- _AIM_
Extract every line where the string "presentarse" appears.

- _EXCERPTED RECORDS_
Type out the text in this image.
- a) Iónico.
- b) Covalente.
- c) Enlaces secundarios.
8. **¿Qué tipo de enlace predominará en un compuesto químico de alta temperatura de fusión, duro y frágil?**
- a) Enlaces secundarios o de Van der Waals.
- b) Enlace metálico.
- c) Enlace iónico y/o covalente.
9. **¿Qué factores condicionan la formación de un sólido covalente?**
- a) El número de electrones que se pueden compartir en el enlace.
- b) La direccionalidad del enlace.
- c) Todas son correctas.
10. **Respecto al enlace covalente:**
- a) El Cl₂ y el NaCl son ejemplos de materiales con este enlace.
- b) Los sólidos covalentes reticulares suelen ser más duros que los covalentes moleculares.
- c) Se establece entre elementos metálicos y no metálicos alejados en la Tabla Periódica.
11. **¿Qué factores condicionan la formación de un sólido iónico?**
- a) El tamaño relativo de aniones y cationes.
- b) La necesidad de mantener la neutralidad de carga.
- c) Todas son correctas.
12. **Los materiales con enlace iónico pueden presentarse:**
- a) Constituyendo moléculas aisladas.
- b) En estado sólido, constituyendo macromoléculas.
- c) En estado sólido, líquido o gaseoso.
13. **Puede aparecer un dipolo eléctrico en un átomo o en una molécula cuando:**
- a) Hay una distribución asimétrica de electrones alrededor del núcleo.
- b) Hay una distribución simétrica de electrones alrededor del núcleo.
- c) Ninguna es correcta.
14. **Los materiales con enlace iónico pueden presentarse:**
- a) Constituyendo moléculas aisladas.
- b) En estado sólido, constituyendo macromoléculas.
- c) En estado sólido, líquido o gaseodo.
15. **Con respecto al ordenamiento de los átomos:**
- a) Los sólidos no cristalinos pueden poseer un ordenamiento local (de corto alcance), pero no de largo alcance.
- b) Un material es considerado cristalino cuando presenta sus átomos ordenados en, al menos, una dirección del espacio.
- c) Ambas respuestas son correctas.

* * *

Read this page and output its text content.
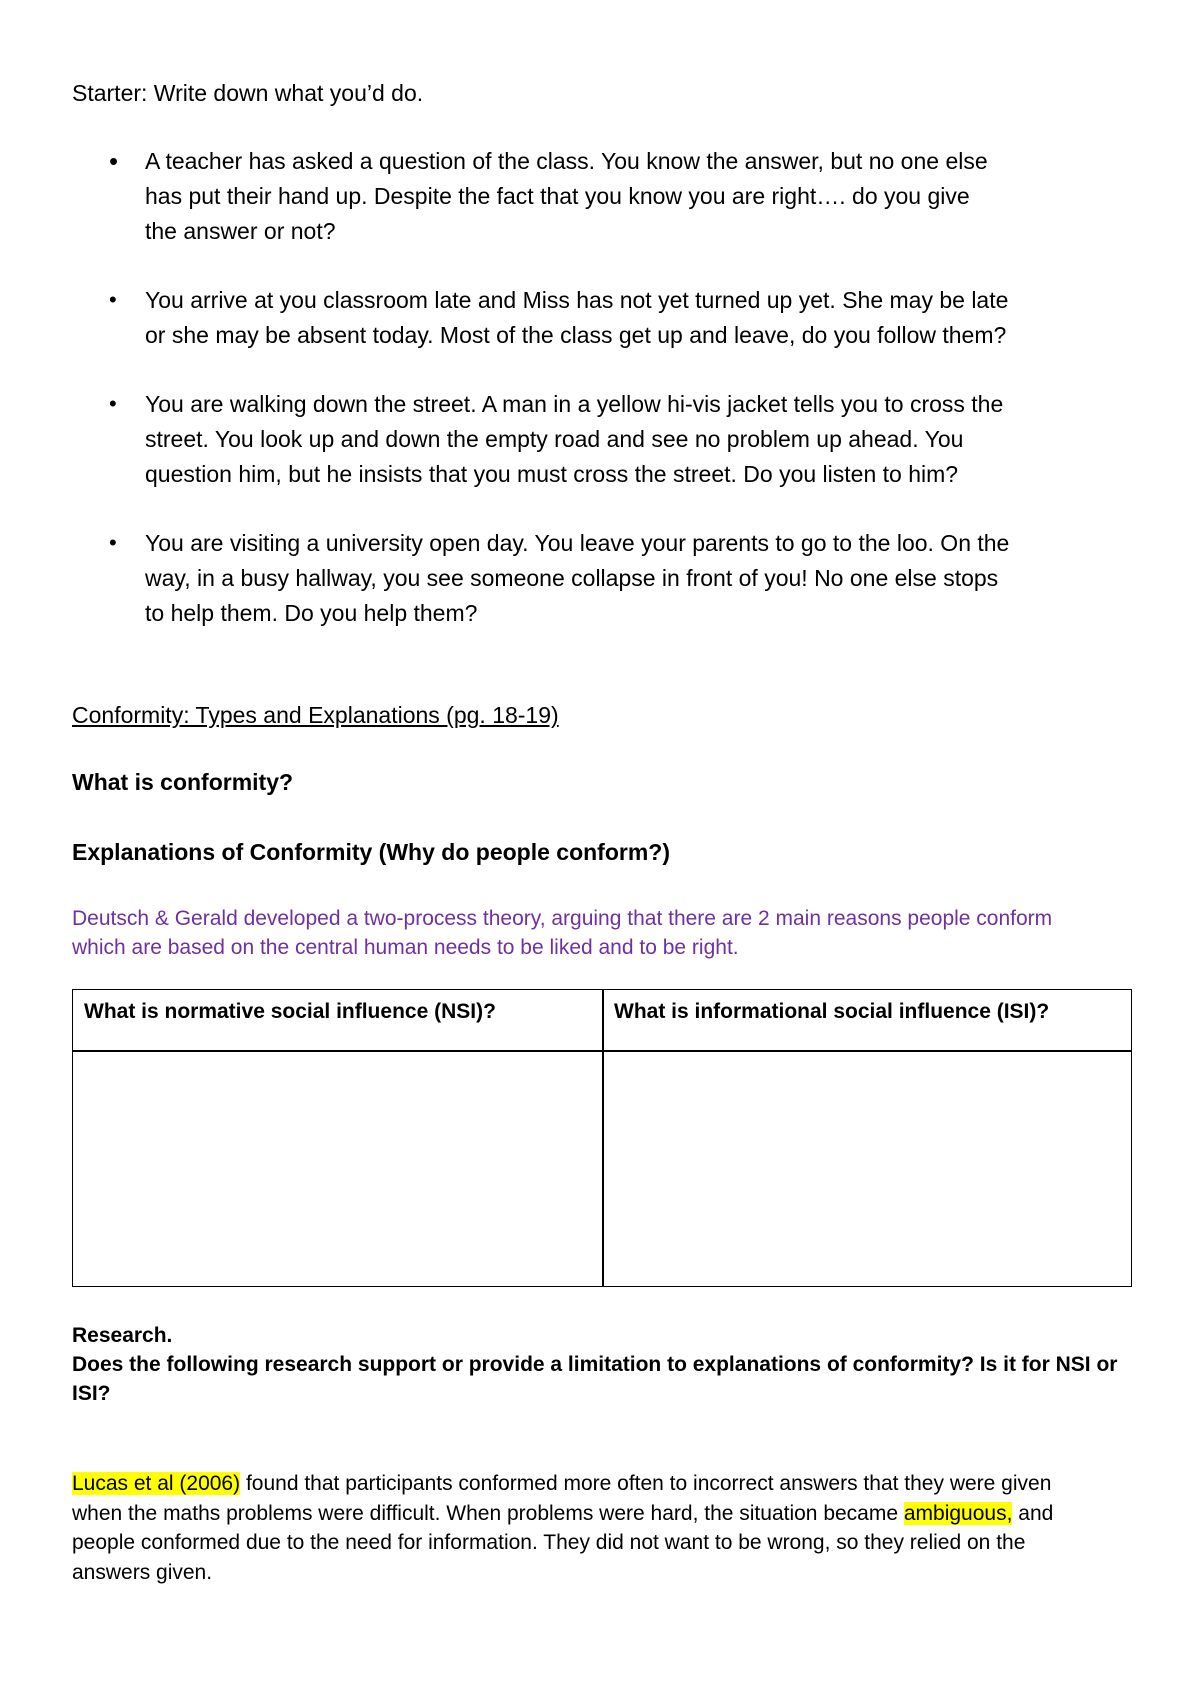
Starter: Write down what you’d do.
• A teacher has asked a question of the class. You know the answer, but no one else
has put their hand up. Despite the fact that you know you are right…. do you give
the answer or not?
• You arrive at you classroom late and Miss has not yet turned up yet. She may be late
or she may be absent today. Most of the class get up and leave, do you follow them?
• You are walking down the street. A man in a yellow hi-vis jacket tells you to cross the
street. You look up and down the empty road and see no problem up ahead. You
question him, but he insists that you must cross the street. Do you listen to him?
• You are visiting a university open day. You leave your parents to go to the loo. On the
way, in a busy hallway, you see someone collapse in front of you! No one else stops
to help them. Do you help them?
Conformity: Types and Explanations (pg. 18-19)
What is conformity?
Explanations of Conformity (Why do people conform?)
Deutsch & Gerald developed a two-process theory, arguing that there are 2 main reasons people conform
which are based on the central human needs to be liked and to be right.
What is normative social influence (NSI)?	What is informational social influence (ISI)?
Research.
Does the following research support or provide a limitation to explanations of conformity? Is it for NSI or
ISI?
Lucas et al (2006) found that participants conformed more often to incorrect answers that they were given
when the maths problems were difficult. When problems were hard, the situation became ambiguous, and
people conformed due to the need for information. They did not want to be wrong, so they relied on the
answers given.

- _EXPECTED ANSWER_
12. **Los materiales con enlace iónico pueden presentarse:**
14. **Los materiales con enlace iónico pueden presentarse:**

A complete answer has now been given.